▶ [WORK REQUEST]: Nothing but a number belongs in the answer: the count of lines below that contain the word "health".

(Collected data entries)

[Start of section]

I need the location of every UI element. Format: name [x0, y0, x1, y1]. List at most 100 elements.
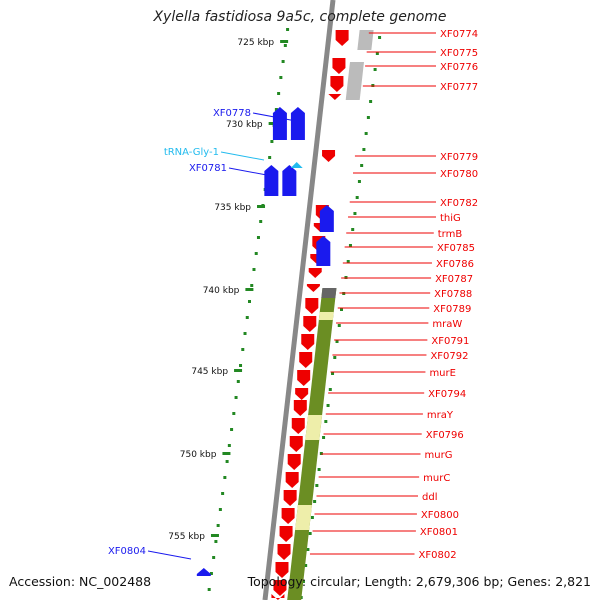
gene-label-right: XF0780 — [440, 169, 478, 180]
gene-label-right: XF0802 — [419, 550, 457, 561]
scale-dot — [306, 548, 310, 551]
forward-gene-arrow — [279, 526, 293, 542]
map-title: Xylella fastidiosa 9a5c, complete genome — [153, 9, 447, 25]
gene-label-right: XF0792 — [430, 351, 468, 362]
scale-dot — [340, 308, 343, 311]
forward-gene-arrow — [303, 316, 317, 332]
scale-dot — [227, 444, 231, 447]
scale-tick-mark — [280, 40, 289, 43]
scale-dot — [335, 340, 339, 343]
gene-label-right: ddl — [422, 492, 437, 503]
scale-dot — [317, 468, 321, 471]
scale-dot — [328, 388, 332, 391]
scale-dot — [225, 460, 229, 463]
scale-tick-label: 755 kbp — [168, 532, 205, 542]
gene-label-left: XF0781 — [189, 163, 227, 174]
reverse-gene-arrow — [196, 568, 211, 576]
scale-dot — [214, 540, 218, 543]
forward-gene-arrow — [328, 94, 342, 100]
operon-light-segment — [305, 415, 323, 440]
scale-dot — [308, 532, 312, 535]
scale-dot — [322, 436, 326, 439]
gene-label-left: tRNA-Gly-1 — [164, 147, 219, 158]
gene-label-right: trmB — [438, 229, 463, 240]
forward-gene-arrow — [289, 436, 303, 452]
scale-dot — [355, 196, 359, 199]
scale-tick-mark — [210, 534, 219, 537]
forward-gene-arrow — [308, 268, 322, 278]
scale-ticks: 725 kbp 730 kbp 735 kbp 740 kbp 745 kbp 750 k… — [168, 38, 289, 542]
scale-dot — [378, 36, 382, 39]
reverse-gene-arrow — [319, 205, 334, 232]
scale-dot — [373, 68, 377, 71]
scale-dot — [364, 132, 368, 135]
scale-dot — [375, 52, 379, 55]
scale-dot — [239, 364, 243, 367]
scale-dot — [254, 252, 258, 255]
scale-dot — [212, 556, 216, 559]
scale-tick-label: 735 kbp — [214, 203, 251, 213]
forward-gene-arrow — [281, 508, 295, 524]
gene-labels: XF0774 XF0775 XF0776 XF0777 XF0779 XF0780 XF07… — [108, 29, 478, 561]
gene-label-right: mraY — [427, 410, 454, 421]
forward-gene-arrow — [283, 490, 297, 506]
reverse-gene-arrow — [290, 107, 305, 140]
gene-label-right: XF0777 — [440, 82, 478, 93]
gene-label-right: murC — [423, 473, 450, 484]
gene-label-right: XF0786 — [436, 259, 474, 270]
scale-dot — [268, 156, 272, 159]
scale-dot — [245, 316, 249, 319]
scale-dot — [351, 228, 355, 231]
gene-label-right: XF0782 — [440, 198, 478, 209]
reverse-gene-arrow — [264, 165, 279, 196]
gene-label-right: mraW — [432, 319, 462, 330]
scale-dot — [301, 580, 305, 583]
scale-dot — [279, 76, 283, 79]
scale-dot — [353, 212, 357, 215]
scale-dot — [256, 236, 260, 239]
scale-dot — [326, 404, 330, 407]
scale-dot — [241, 348, 245, 351]
scale-dot — [283, 44, 287, 47]
scale-dot — [252, 268, 256, 271]
gene-label-right: XF0796 — [426, 430, 464, 441]
scale-dot — [315, 484, 319, 487]
scale-tick-mark — [234, 369, 243, 372]
scale-tick-label: 740 kbp — [203, 286, 240, 296]
scale-dot — [209, 572, 213, 575]
reverse-gene-arrow — [282, 165, 297, 196]
scale-dot — [310, 516, 314, 519]
scale-dot — [277, 92, 281, 95]
forward-gene-arrow — [273, 580, 287, 596]
gene-arrows — [196, 30, 349, 600]
scale-dot — [304, 564, 308, 567]
scale-dot — [216, 524, 220, 527]
scale-tick-label: 730 kbp — [226, 120, 263, 130]
gene-label-left: XF0804 — [108, 546, 146, 557]
scale-dot — [232, 412, 236, 415]
forward-gene-arrow — [305, 298, 319, 314]
gene-label-left: XF0778 — [213, 108, 251, 119]
scale-tick-mark — [257, 205, 266, 208]
forward-gene-arrow — [299, 352, 313, 368]
gene-label-right: XF0776 — [440, 62, 478, 73]
label-leader-line — [147, 550, 192, 560]
forward-gene-arrow — [275, 562, 289, 578]
forward-gene-arrow — [332, 58, 346, 74]
scale-dot — [366, 116, 370, 119]
forward-gene-arrow — [301, 334, 315, 350]
gene-label-right: XF0774 — [440, 29, 478, 40]
forward-gene-arrow — [291, 418, 305, 434]
genome-backbone — [262, 0, 336, 601]
scale-dot — [274, 108, 278, 111]
scale-tick-label: 725 kbp — [237, 38, 274, 48]
gene-label-right: XF0794 — [428, 389, 466, 400]
scale-dot — [270, 140, 274, 143]
reverse-gene-arrow — [316, 236, 331, 266]
label-leader-line — [228, 167, 273, 177]
scale-dot — [236, 380, 240, 383]
gene-label-right: XF0800 — [421, 510, 459, 521]
gene-label-right: XF0779 — [440, 152, 478, 163]
gray-band — [321, 288, 337, 298]
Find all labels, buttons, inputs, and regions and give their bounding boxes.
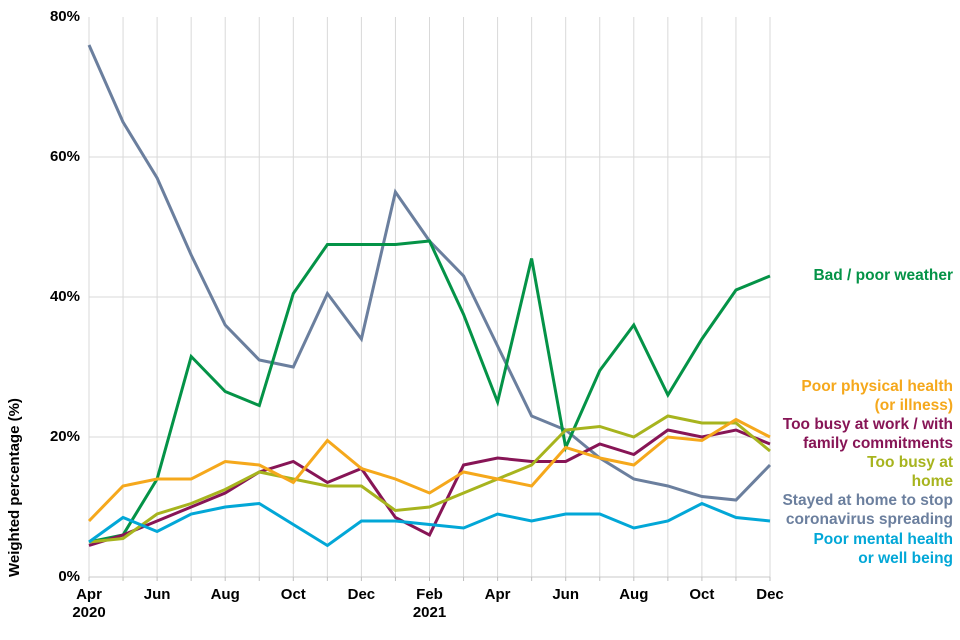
x-tick-label: Dec	[756, 586, 784, 603]
legend-entry: Bad / poor weather	[813, 266, 953, 285]
x-tick-label: Dec	[347, 586, 376, 603]
legend-entry-line: home	[911, 473, 953, 490]
legend-entry: Poor physical health (or illness)	[801, 377, 953, 415]
legend-entry-line: Stayed at home to stop	[782, 492, 953, 509]
legend-entry-line: Too busy at work / with	[782, 416, 953, 433]
legend-entry: Too busy at home	[867, 453, 953, 491]
x-tick-label: Aug	[619, 586, 649, 603]
x-tick-year-label: 2021	[412, 604, 447, 621]
y-tick-label: 80%	[49, 8, 80, 25]
y-tick-label: 40%	[49, 288, 80, 305]
legend-entry: Stayed at home to stop coronavirus spread…	[782, 491, 953, 529]
x-tick-year-label: 2020	[72, 604, 106, 621]
y-axis-title: Weighted percentage (%)	[6, 398, 23, 577]
series-line-6	[88, 501, 771, 548]
legend-entry-line: Poor physical health	[801, 378, 953, 395]
series-line-2	[87, 417, 771, 523]
legend-entry: Too busy at work / with family commitment…	[783, 415, 953, 453]
y-tick-label: 0%	[58, 568, 80, 585]
axis-tick-marks	[88, 577, 771, 581]
x-tick-label: Apr	[484, 586, 511, 603]
legend-entry-line: family commitments	[803, 435, 953, 452]
series-lines	[87, 44, 772, 548]
legend-entry-line: coronavirus spreading	[785, 511, 953, 528]
legend-entry: Poor mental health or well being	[813, 530, 953, 568]
x-tick-label: Jun	[143, 586, 171, 603]
series-line-4	[88, 414, 771, 544]
y-tick-label: 60%	[49, 148, 80, 165]
legend-entry-line: Bad / poor weather	[813, 267, 953, 284]
x-tick-label: Aug	[210, 586, 240, 603]
x-tick-label: Oct	[689, 586, 715, 603]
series-line-3	[88, 428, 771, 547]
x-tick-label: Apr 2020	[59, 586, 119, 622]
legend-entry-line: Too busy at	[867, 454, 953, 471]
legend-entry-line: Poor mental health	[813, 531, 953, 548]
legend-entry-line: (or illness)	[874, 397, 953, 414]
x-tick-label: Oct	[280, 586, 306, 603]
legend-entry-line: or well being	[858, 550, 953, 567]
y-tick-label: 20%	[49, 428, 80, 445]
x-tick-label: Feb 2021	[400, 586, 460, 622]
series-line-1	[88, 239, 771, 544]
x-tick-label: Jun	[552, 586, 580, 603]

[End of section]

▶ [OUTPUT FOR THIS EXERCISE]: 4